> [AIM]:
Search the data for the word "best" and copy every line where it occurs.

-------------------------

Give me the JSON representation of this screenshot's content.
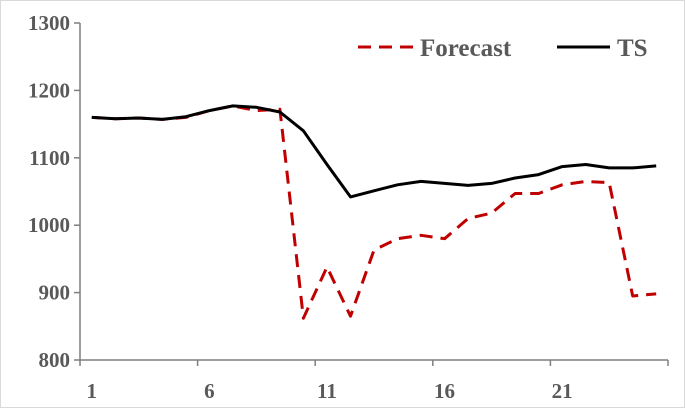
{
  "chart_data": {
    "type": "line",
    "title": "",
    "xlabel": "",
    "ylabel": "",
    "xlim": [
      1,
      25
    ],
    "ylim": [
      800,
      1300
    ],
    "x_tick_labels": [
      "1",
      "6",
      "11",
      "16",
      "21"
    ],
    "y_tick_labels": [
      "800",
      "900",
      "1000",
      "1100",
      "1200",
      "1300"
    ],
    "grid": false,
    "legend_position": "top-right",
    "x": [
      1,
      2,
      3,
      4,
      5,
      6,
      7,
      8,
      9,
      10,
      11,
      12,
      13,
      14,
      15,
      16,
      17,
      18,
      19,
      20,
      21,
      22,
      23,
      24,
      25
    ],
    "series": [
      {
        "name": "Forecast",
        "style": "dashed",
        "color": "#c00000",
        "values": [
          1160,
          1158,
          1159,
          1157,
          1160,
          1170,
          1177,
          1170,
          1172,
          862,
          938,
          865,
          963,
          980,
          985,
          980,
          1010,
          1018,
          1047,
          1047,
          1060,
          1065,
          1063,
          895,
          898
        ]
      },
      {
        "name": "TS",
        "style": "solid",
        "color": "#000000",
        "values": [
          1160,
          1158,
          1159,
          1157,
          1161,
          1170,
          1177,
          1175,
          1168,
          1140,
          1090,
          1042,
          1051,
          1060,
          1065,
          1062,
          1059,
          1062,
          1070,
          1075,
          1087,
          1090,
          1085,
          1085,
          1088
        ]
      }
    ]
  }
}
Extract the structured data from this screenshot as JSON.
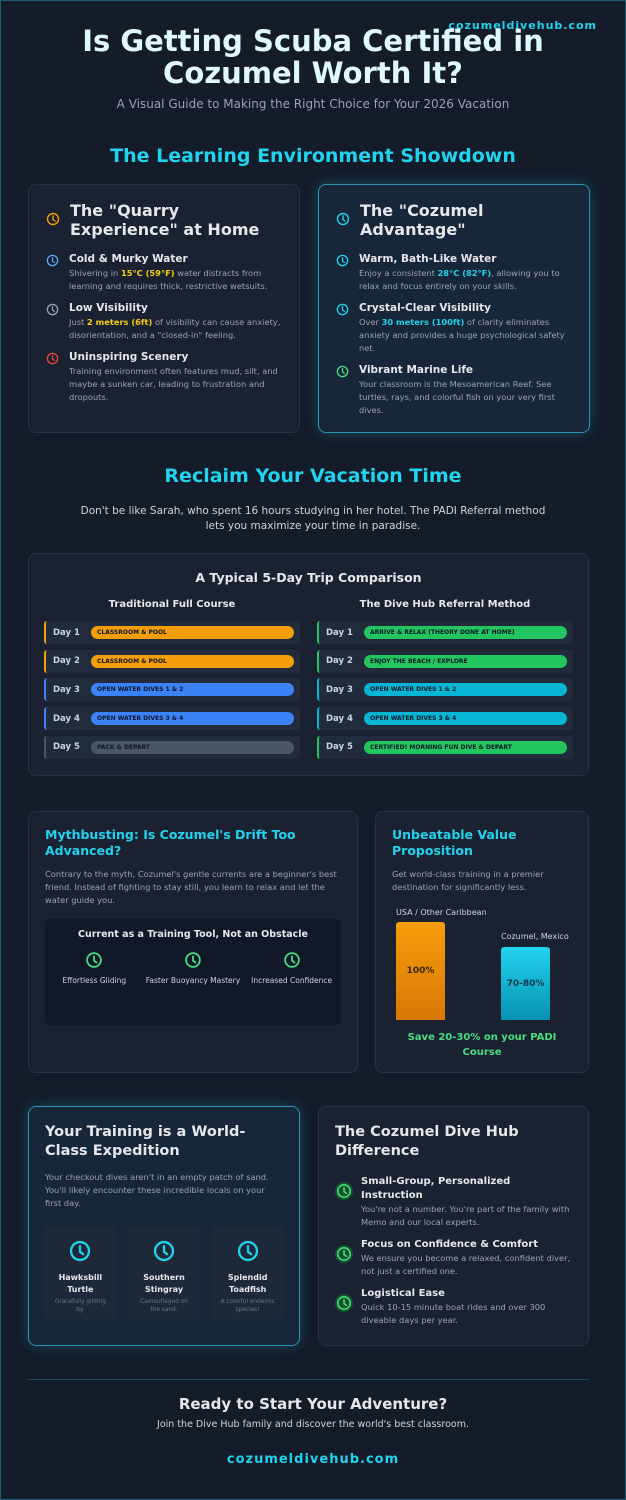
{
  "brand": "cozumeldivehub.com",
  "header": {
    "title": "Is Getting Scuba Certified in Cozumel Worth It?",
    "subtitle": "A Visual Guide to Making the Right Choice for Your 2026 Vacation"
  },
  "environment": {
    "title": "The Learning Environment Showdown",
    "home": {
      "title": "The \"Quarry Experience\" at Home",
      "items": [
        {
          "title": "Cold & Murky Water",
          "text": [
            "Shivering in ",
            "15°C (59°F)",
            " water distracts from learning and requires thick, restrictive wetsuits."
          ]
        },
        {
          "title": "Low Visibility",
          "text": [
            "Just ",
            "2 meters (6ft)",
            " of visibility can cause anxiety, disorientation, and a \"closed-in\" feeling."
          ]
        },
        {
          "title": "Uninspiring Scenery",
          "text": [
            "Training environment often features mud, silt, and maybe a sunken car, leading to frustration and dropouts."
          ]
        }
      ]
    },
    "cozumel": {
      "title": "The \"Cozumel Advantage\"",
      "items": [
        {
          "title": "Warm, Bath-Like Water",
          "text": [
            "Enjoy a consistent ",
            "28°C (82°F)",
            ", allowing you to relax and focus entirely on your skills."
          ]
        },
        {
          "title": "Crystal-Clear Visibility",
          "text": [
            "Over ",
            "30 meters (100ft)",
            " of clarity eliminates anxiety and provides a huge psychological safety net."
          ]
        },
        {
          "title": "Vibrant Marine Life",
          "text": [
            "Your classroom is the Mesoamerican Reef. See turtles, rays, and colorful fish on your very first dives."
          ]
        }
      ]
    }
  },
  "vacation": {
    "title": "Reclaim Your Vacation Time",
    "text": "Don't be like Sarah, who spent 16 hours studying in her hotel. The PADI Referral method lets you maximize your time in paradise."
  },
  "trip": {
    "title": "A Typical 5-Day Trip Comparison",
    "columns": [
      {
        "name": "Traditional Full Course",
        "days": [
          {
            "day": "Day 1",
            "activity": "CLASSROOM & POOL",
            "color": "#f59e0b"
          },
          {
            "day": "Day 2",
            "activity": "CLASSROOM & POOL",
            "color": "#f59e0b"
          },
          {
            "day": "Day 3",
            "activity": "OPEN WATER DIVES 1 & 2",
            "color": "#3b82f6"
          },
          {
            "day": "Day 4",
            "activity": "OPEN WATER DIVES 3 & 4",
            "color": "#3b82f6"
          },
          {
            "day": "Day 5",
            "activity": "PACK & DEPART",
            "color": "#4b5563"
          }
        ]
      },
      {
        "name": "The Dive Hub Referral Method",
        "days": [
          {
            "day": "Day 1",
            "activity": "ARRIVE & RELAX (THEORY DONE AT HOME)",
            "color": "#22c55e"
          },
          {
            "day": "Day 2",
            "activity": "ENJOY THE BEACH / EXPLORE",
            "color": "#22c55e"
          },
          {
            "day": "Day 3",
            "activity": "OPEN WATER DIVES 1 & 2",
            "color": "#06b6d4"
          },
          {
            "day": "Day 4",
            "activity": "OPEN WATER DIVES 3 & 4",
            "color": "#06b6d4"
          },
          {
            "day": "Day 5",
            "activity": "CERTIFIED! MORNING FUN DIVE & DEPART",
            "color": "#22c55e"
          }
        ]
      }
    ]
  },
  "drift": {
    "title": "Mythbusting: Is Cozumel's Drift Too Advanced?",
    "text": "Contrary to the myth, Cozumel's gentle currents are a beginner's best friend. Instead of fighting to stay still, you learn to relax and let the water guide you.",
    "box_title": "Current as a Training Tool, Not an Obstacle",
    "steps": [
      "Effortless Gliding",
      "Faster Buoyancy Mastery",
      "Increased Confidence"
    ]
  },
  "value": {
    "title": "Unbeatable Value Proposition",
    "text": "Get world-class training in a premier destination for significantly less.",
    "bars": [
      {
        "label": "USA / Other Caribbean",
        "value_label": "100%"
      },
      {
        "label": "Cozumel, Mexico",
        "value_label": "70-80%"
      }
    ],
    "saving": "Save 20-30% on your PADI Course"
  },
  "expedition": {
    "title": "Your Training is a World-Class Expedition",
    "text": "Your checkout dives aren't in an empty patch of sand. You'll likely encounter these incredible locals on your first day.",
    "creatures": [
      {
        "name": "Hawksbill Turtle",
        "note": "Gracefully gliding by."
      },
      {
        "name": "Southern Stingray",
        "note": "Camouflaged on the sand."
      },
      {
        "name": "Splendid Toadfish",
        "note": "A colorful endemic species!"
      }
    ]
  },
  "difference": {
    "title": "The Cozumel Dive Hub Difference",
    "items": [
      {
        "title": "Small-Group, Personalized Instruction",
        "text": "You're not a number. You're part of the family with Memo and our local experts."
      },
      {
        "title": "Focus on Confidence & Comfort",
        "text": "We ensure you become a relaxed, confident diver, not just a certified one."
      },
      {
        "title": "Logistical Ease",
        "text": "Quick 10-15 minute boat rides and over 300 diveable days per year."
      }
    ]
  },
  "cta": {
    "title": "Ready to Start Your Adventure?",
    "text": "Join the Dive Hub family and discover the world's best classroom.",
    "link": "cozumeldivehub.com"
  }
}
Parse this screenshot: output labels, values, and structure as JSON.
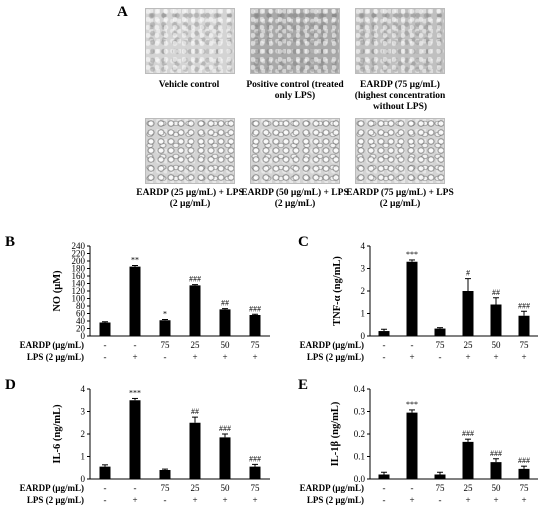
{
  "panel_letters": [
    "A",
    "B",
    "C",
    "D",
    "E"
  ],
  "images": [
    {
      "caption": "Vehicle control",
      "tone": "light"
    },
    {
      "caption": "Positive control (treated only LPS)",
      "tone": "dark"
    },
    {
      "caption": "EARDP (75 µg/mL) (highest concentration without LPS)",
      "tone": "mid"
    },
    {
      "caption": "EARDP (25 µg/mL) + LPS (2 µg/mL)",
      "tone": "cells"
    },
    {
      "caption": "EARDP (50 µg/mL) + LPS (2 µg/mL)",
      "tone": "cells"
    },
    {
      "caption": "EARDP (75 µg/mL) + LPS (2 µg/mL)",
      "tone": "cells"
    }
  ],
  "treatment_labels": {
    "eardp": "EARDP (µg/mL)",
    "lps": "LPS (2 µg/mL)"
  },
  "chart_data": [
    {
      "type": "bar",
      "panel": "B",
      "ylabel": "NO (µM)",
      "ylim": [
        0,
        240
      ],
      "yticks": [
        0,
        20,
        40,
        60,
        80,
        100,
        120,
        140,
        160,
        180,
        200,
        220,
        240
      ],
      "eardp_row": [
        "-",
        "-",
        "75",
        "25",
        "50",
        "75"
      ],
      "lps_row": [
        "-",
        "+",
        "-",
        "+",
        "+",
        "+"
      ],
      "values": [
        36,
        185,
        42,
        135,
        71,
        56
      ],
      "errors": [
        2,
        3,
        2,
        2,
        2,
        2
      ],
      "significance": [
        "",
        "**",
        "*",
        "###",
        "##",
        "###"
      ]
    },
    {
      "type": "bar",
      "panel": "C",
      "ylabel": "TNF-α (ng/mL)",
      "ylim": [
        0,
        4
      ],
      "yticks": [
        0,
        1,
        2,
        3,
        4
      ],
      "eardp_row": [
        "-",
        "-",
        "75",
        "25",
        "50",
        "75"
      ],
      "lps_row": [
        "-",
        "+",
        "-",
        "+",
        "+",
        "+"
      ],
      "values": [
        0.22,
        3.3,
        0.33,
        2.0,
        1.4,
        0.9
      ],
      "errors": [
        0.08,
        0.08,
        0.04,
        0.55,
        0.3,
        0.2
      ],
      "significance": [
        "",
        "***",
        "",
        "#",
        "##",
        "###"
      ]
    },
    {
      "type": "bar",
      "panel": "D",
      "ylabel": "IL-6 (ng/mL)",
      "ylim": [
        0,
        4
      ],
      "yticks": [
        0,
        1,
        2,
        3,
        4
      ],
      "eardp_row": [
        "-",
        "-",
        "75",
        "25",
        "50",
        "75"
      ],
      "lps_row": [
        "-",
        "+",
        "-",
        "+",
        "+",
        "+"
      ],
      "values": [
        0.55,
        3.5,
        0.4,
        2.5,
        1.85,
        0.55
      ],
      "errors": [
        0.08,
        0.08,
        0.04,
        0.25,
        0.15,
        0.1
      ],
      "significance": [
        "",
        "***",
        "",
        "##",
        "###",
        "###"
      ]
    },
    {
      "type": "bar",
      "panel": "E",
      "ylabel": "IL-1β (ng/mL)",
      "ylim": [
        0,
        0.4
      ],
      "yticks": [
        0,
        0.1,
        0.2,
        0.3,
        0.4
      ],
      "eardp_row": [
        "-",
        "-",
        "75",
        "25",
        "50",
        "75"
      ],
      "lps_row": [
        "-",
        "+",
        "-",
        "+",
        "+",
        "+"
      ],
      "values": [
        0.02,
        0.295,
        0.02,
        0.165,
        0.075,
        0.045
      ],
      "errors": [
        0.01,
        0.012,
        0.01,
        0.012,
        0.015,
        0.012
      ],
      "significance": [
        "",
        "***",
        "",
        "###",
        "###",
        "###"
      ]
    }
  ]
}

-------------------------

> [SOLUTION FOR THIS PROBLEM]:
    "text": "Contrary to the myth, Cozumel's gentle currents are a beginner's best friend. Instead of fighting to stay still, you learn to relax and let the water guide you.",
    "text": "Join the Dive Hub family and discover the world's best classroom.",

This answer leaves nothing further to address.